::: Stored rows
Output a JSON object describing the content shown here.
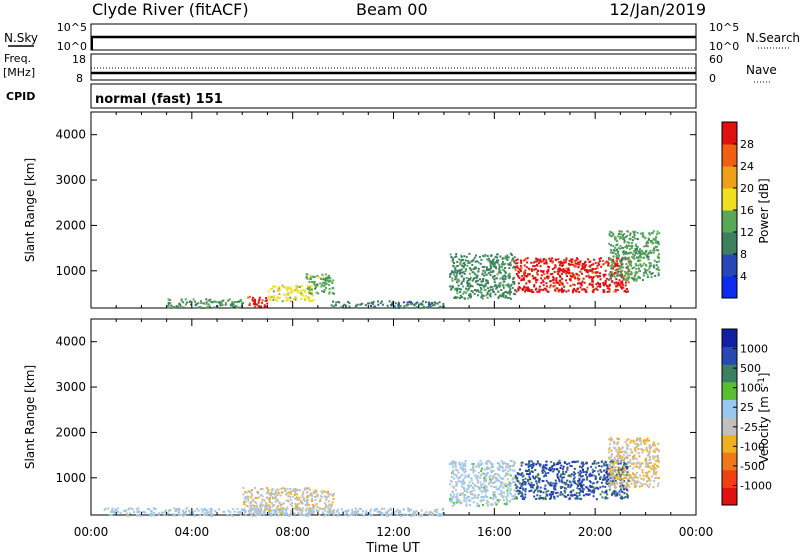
{
  "header": {
    "station": "Clyde River (fitACF)",
    "beam": "Beam 00",
    "date": "12/Jan/2019"
  },
  "top_panels": {
    "nsky_label": "N.Sky",
    "nsky_ticks": [
      "10^5",
      "10^0"
    ],
    "nsearch_label": "N.Search",
    "nsearch_ticks": [
      "10^5",
      "10^0"
    ],
    "freq_label": "Freq.",
    "freq_unit": "[MHz]",
    "freq_ticks": [
      "18",
      "8"
    ],
    "nave_label": "Nave",
    "nave_ticks": [
      "60",
      "0"
    ],
    "cpid_label": "CPID",
    "cpid_value": "normal (fast) 151"
  },
  "colors": {
    "power_scale": [
      "#0a2cf0",
      "#2848b8",
      "#3c8060",
      "#58a858",
      "#f0e020",
      "#f0a018",
      "#f06010",
      "#e01010"
    ],
    "velocity_scale": [
      "#e01010",
      "#f04010",
      "#f07818",
      "#f0b020",
      "#c0c0c0",
      "#98c8f0",
      "#58c030",
      "#3c8060",
      "#2848b8",
      "#1020a0"
    ]
  },
  "chart_data": [
    {
      "type": "heatmap",
      "name": "power-panel",
      "ylabel": "Slant Range [km]",
      "xlabel": "",
      "x_ticks": [
        "00:00",
        "04:00",
        "08:00",
        "12:00",
        "16:00",
        "20:00",
        "00:00"
      ],
      "x_range_hours": [
        0,
        24
      ],
      "y_ticks": [
        1000,
        2000,
        3000,
        4000
      ],
      "y_range_km": [
        180,
        4500
      ],
      "colorbar": {
        "label": "Power [dB]",
        "ticks": [
          "4",
          "8",
          "12",
          "16",
          "20",
          "24",
          "28"
        ],
        "range": [
          0,
          30
        ]
      },
      "regions": [
        {
          "t0": 6.2,
          "t1": 7.0,
          "r0": 200,
          "r1": 450,
          "level": 27
        },
        {
          "t0": 7.0,
          "t1": 8.8,
          "r0": 350,
          "r1": 700,
          "level": 17
        },
        {
          "t0": 8.5,
          "t1": 9.6,
          "r0": 500,
          "r1": 950,
          "level": 13
        },
        {
          "t0": 3.0,
          "t1": 6.0,
          "r0": 200,
          "r1": 400,
          "level": 11
        },
        {
          "t0": 9.5,
          "t1": 14.0,
          "r0": 200,
          "r1": 350,
          "level": 9
        },
        {
          "t0": 14.2,
          "t1": 16.8,
          "r0": 400,
          "r1": 1400,
          "level": 10
        },
        {
          "t0": 16.8,
          "t1": 21.3,
          "r0": 550,
          "r1": 1300,
          "level": 28
        },
        {
          "t0": 20.5,
          "t1": 22.5,
          "r0": 800,
          "r1": 1900,
          "level": 12
        }
      ]
    },
    {
      "type": "heatmap",
      "name": "velocity-panel",
      "ylabel": "Slant Range [km]",
      "xlabel": "Time UT",
      "x_ticks": [
        "00:00",
        "04:00",
        "08:00",
        "12:00",
        "16:00",
        "20:00",
        "00:00"
      ],
      "x_range_hours": [
        0,
        24
      ],
      "y_ticks": [
        1000,
        2000,
        3000,
        4000
      ],
      "y_range_km": [
        180,
        4500
      ],
      "colorbar": {
        "label": "Velocity [m s^-1]",
        "ticks": [
          "-1000",
          "-500",
          "-100",
          "-25",
          "25",
          "100",
          "500",
          "1000"
        ],
        "range": [
          -1200,
          1200
        ]
      },
      "regions": [
        {
          "t0": 6.0,
          "t1": 9.6,
          "r0": 200,
          "r1": 800,
          "level": -150
        },
        {
          "t0": 0.5,
          "t1": 14.0,
          "r0": 180,
          "r1": 350,
          "level": 60
        },
        {
          "t0": 14.2,
          "t1": 16.8,
          "r0": 400,
          "r1": 1400,
          "level": 80
        },
        {
          "t0": 16.8,
          "t1": 21.3,
          "r0": 550,
          "r1": 1400,
          "level": 800
        },
        {
          "t0": 20.5,
          "t1": 22.5,
          "r0": 800,
          "r1": 1900,
          "level": -200
        }
      ]
    }
  ]
}
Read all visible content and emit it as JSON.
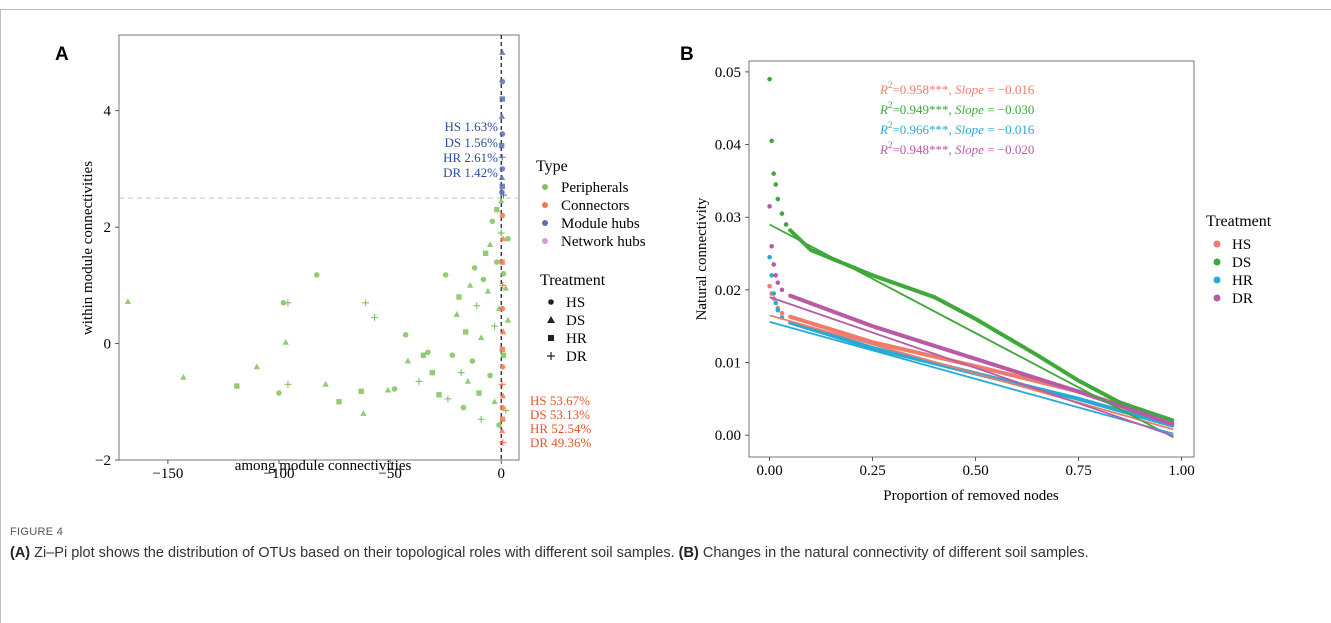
::::::
**Short exercise:** Check each line above for the word "content" and copy the ones that have it.

**Task output:**
Output a JSON object describing the content shown here.
Read all visible content and emit it as JSON.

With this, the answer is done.